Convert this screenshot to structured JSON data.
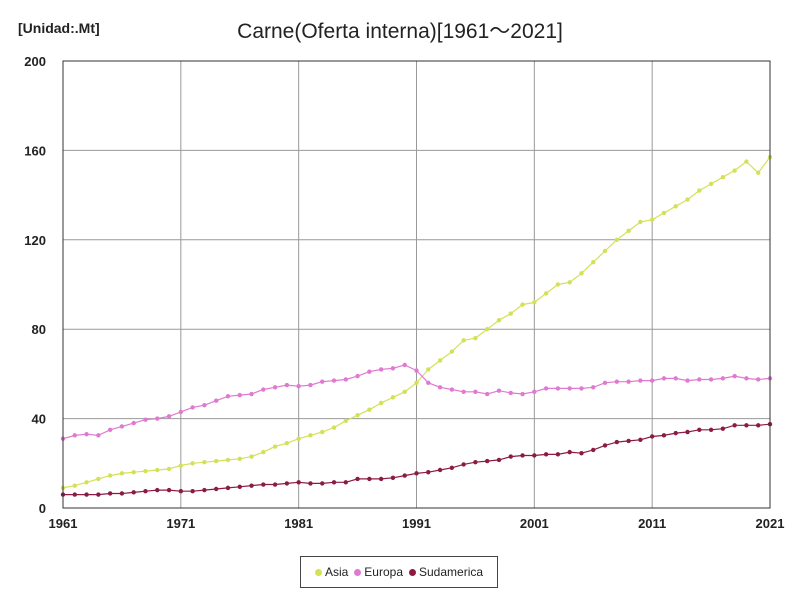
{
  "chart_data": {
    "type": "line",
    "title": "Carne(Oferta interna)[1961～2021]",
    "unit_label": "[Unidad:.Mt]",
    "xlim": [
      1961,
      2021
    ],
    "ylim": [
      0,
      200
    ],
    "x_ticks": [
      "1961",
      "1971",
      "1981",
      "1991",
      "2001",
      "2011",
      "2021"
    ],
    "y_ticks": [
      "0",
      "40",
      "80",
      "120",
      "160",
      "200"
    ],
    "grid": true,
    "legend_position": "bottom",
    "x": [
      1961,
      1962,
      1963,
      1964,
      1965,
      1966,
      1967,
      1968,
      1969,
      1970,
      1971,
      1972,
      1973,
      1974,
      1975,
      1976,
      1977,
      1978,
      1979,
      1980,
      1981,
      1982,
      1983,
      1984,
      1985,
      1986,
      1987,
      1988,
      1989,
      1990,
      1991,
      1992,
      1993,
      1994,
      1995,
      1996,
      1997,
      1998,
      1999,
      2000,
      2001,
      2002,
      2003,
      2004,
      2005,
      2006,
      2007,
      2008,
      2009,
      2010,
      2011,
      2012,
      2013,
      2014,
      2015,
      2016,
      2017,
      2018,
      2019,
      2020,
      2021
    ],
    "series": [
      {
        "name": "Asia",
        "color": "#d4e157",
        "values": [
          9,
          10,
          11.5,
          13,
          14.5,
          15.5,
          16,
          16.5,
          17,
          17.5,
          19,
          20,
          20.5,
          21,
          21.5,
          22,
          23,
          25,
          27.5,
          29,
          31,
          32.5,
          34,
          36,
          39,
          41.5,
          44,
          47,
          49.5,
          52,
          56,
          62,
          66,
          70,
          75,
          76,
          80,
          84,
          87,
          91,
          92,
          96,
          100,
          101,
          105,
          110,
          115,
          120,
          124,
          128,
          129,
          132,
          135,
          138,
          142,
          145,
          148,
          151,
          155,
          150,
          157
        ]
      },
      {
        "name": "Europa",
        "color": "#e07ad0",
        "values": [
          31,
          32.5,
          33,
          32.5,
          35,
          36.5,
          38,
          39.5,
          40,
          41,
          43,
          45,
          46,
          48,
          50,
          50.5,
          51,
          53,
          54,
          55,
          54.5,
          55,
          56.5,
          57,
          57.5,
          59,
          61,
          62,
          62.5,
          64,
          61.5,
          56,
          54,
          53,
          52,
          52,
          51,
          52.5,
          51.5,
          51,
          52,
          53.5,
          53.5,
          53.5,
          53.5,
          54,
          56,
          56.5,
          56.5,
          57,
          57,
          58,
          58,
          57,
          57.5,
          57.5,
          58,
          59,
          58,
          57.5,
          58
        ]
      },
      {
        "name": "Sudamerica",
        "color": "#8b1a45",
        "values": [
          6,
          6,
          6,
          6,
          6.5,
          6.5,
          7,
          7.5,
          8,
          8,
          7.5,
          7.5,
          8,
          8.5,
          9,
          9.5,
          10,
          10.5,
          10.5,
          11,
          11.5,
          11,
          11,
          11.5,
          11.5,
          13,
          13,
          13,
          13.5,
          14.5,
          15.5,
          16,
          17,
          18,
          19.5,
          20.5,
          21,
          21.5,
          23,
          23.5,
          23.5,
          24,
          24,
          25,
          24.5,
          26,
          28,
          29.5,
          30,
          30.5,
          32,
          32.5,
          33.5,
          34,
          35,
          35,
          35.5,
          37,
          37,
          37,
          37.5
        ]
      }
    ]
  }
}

####

#### DESCRIPTION OF THE TASK:
Check every line of the data, and copy the ones that contain "name".

#### ANSWER:
        "name": "Asia",
        "name": "Europa",
        "name": "Sudamerica",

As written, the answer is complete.